Stored records
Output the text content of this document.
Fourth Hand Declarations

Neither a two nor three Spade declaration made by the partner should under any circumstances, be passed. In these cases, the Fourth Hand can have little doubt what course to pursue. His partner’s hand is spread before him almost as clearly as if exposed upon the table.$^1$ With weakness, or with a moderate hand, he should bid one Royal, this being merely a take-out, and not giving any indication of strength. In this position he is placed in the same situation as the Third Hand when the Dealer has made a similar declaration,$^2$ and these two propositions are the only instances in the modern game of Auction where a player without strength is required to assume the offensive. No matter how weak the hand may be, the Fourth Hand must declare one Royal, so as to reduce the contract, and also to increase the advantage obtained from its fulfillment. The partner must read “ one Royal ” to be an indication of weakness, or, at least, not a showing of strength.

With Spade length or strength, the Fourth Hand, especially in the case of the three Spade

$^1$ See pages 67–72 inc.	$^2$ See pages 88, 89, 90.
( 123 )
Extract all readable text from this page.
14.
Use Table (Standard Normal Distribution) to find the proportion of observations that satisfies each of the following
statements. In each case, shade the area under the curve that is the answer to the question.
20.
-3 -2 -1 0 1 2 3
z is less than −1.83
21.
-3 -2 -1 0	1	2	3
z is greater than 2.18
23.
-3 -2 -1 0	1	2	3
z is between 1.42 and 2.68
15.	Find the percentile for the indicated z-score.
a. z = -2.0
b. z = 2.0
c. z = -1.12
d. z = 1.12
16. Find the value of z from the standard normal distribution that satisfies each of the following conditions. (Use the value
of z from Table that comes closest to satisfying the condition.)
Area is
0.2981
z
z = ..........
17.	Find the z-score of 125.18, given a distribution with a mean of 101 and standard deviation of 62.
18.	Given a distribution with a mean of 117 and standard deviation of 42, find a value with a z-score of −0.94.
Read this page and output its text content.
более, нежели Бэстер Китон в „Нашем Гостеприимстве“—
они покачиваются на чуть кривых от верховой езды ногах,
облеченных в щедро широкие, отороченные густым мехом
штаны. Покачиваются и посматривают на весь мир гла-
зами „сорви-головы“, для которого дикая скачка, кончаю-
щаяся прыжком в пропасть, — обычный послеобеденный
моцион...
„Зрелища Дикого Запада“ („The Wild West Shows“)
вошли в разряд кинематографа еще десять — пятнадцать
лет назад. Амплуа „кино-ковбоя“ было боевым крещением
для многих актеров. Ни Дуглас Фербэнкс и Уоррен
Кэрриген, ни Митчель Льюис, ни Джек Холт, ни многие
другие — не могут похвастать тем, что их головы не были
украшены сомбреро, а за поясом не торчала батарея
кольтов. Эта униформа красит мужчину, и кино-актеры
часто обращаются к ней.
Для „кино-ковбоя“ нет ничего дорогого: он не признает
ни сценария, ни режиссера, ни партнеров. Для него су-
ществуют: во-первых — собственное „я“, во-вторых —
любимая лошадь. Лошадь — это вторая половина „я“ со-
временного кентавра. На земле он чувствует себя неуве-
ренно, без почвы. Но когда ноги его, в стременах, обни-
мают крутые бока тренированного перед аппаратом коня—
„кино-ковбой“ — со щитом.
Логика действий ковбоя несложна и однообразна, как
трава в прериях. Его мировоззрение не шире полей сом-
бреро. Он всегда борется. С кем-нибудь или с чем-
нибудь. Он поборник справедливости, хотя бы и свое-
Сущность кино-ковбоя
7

### [What you have to do]
Output an exact copy of each record.

### [Solved problem]
Output the text content of this document.
Fourth Hand Declarations

Neither a two nor three Spade declaration made by the partner should under any circumstances, be passed. In these cases, the Fourth Hand can have little doubt what course to pursue. His partner’s hand is spread before him almost as clearly as if exposed upon the table.$^1$ With weakness, or with a moderate hand, he should bid one Royal, this being merely a take-out, and not giving any indication of strength. In this position he is placed in the same situation as the Third Hand when the Dealer has made a similar declaration,$^2$ and these two propositions are the only instances in the modern game of Auction where a player without strength is required to assume the offensive. No matter how weak the hand may be, the Fourth Hand must declare one Royal, so as to reduce the contract, and also to increase the advantage obtained from its fulfillment. The partner must read “ one Royal ” to be an indication of weakness, or, at least, not a showing of strength.

With Spade length or strength, the Fourth Hand, especially in the case of the three Spade

$^1$ See pages 67–72 inc.	$^2$ See pages 88, 89, 90.
( 123 )
Extract all readable text from this page.
14.
Use Table (Standard Normal Distribution) to find the proportion of observations that satisfies each of the following
statements. In each case, shade the area under the curve that is the answer to the question.
20.
-3 -2 -1 0 1 2 3
z is less than −1.83
21.
-3 -2 -1 0	1	2	3
z is greater than 2.18
23.
-3 -2 -1 0	1	2	3
z is between 1.42 and 2.68
15.	Find the percentile for the indicated z-score.
a. z = -2.0
b. z = 2.0
c. z = -1.12
d. z = 1.12
16. Find the value of z from the standard normal distribution that satisfies each of the following conditions. (Use the value
of z from Table that comes closest to satisfying the condition.)
Area is
0.2981
z
z = ..........
17.	Find the z-score of 125.18, given a distribution with a mean of 101 and standard deviation of 62.
18.	Given a distribution with a mean of 117 and standard deviation of 42, find a value with a z-score of −0.94.
Read this page and output its text content.
более, нежели Бэстер Китон в „Нашем Гостеприимстве“—
они покачиваются на чуть кривых от верховой езды ногах,
облеченных в щедро широкие, отороченные густым мехом
штаны. Покачиваются и посматривают на весь мир гла-
зами „сорви-головы“, для которого дикая скачка, кончаю-
щаяся прыжком в пропасть, — обычный послеобеденный
моцион...
„Зрелища Дикого Запада“ („The Wild West Shows“)
вошли в разряд кинематографа еще десять — пятнадцать
лет назад. Амплуа „кино-ковбоя“ было боевым крещением
для многих актеров. Ни Дуглас Фербэнкс и Уоррен
Кэрриген, ни Митчель Льюис, ни Джек Холт, ни многие
другие — не могут похвастать тем, что их головы не были
украшены сомбреро, а за поясом не торчала батарея
кольтов. Эта униформа красит мужчину, и кино-актеры
часто обращаются к ней.
Для „кино-ковбоя“ нет ничего дорогого: он не признает
ни сценария, ни режиссера, ни партнеров. Для него су-
ществуют: во-первых — собственное „я“, во-вторых —
любимая лошадь. Лошадь — это вторая половина „я“ со-
временного кентавра. На земле он чувствует себя неуве-
ренно, без почвы. Но когда ноги его, в стременах, обни-
мают крутые бока тренированного перед аппаратом коня—
„кино-ковбой“ — со щитом.
Логика действий ковбоя несложна и однообразна, как
трава в прериях. Его мировоззрение не шире полей сом-
бреро. Он всегда борется. С кем-нибудь или с чем-
нибудь. Он поборник справедливости, хотя бы и свое-
Сущность кино-ковбоя
7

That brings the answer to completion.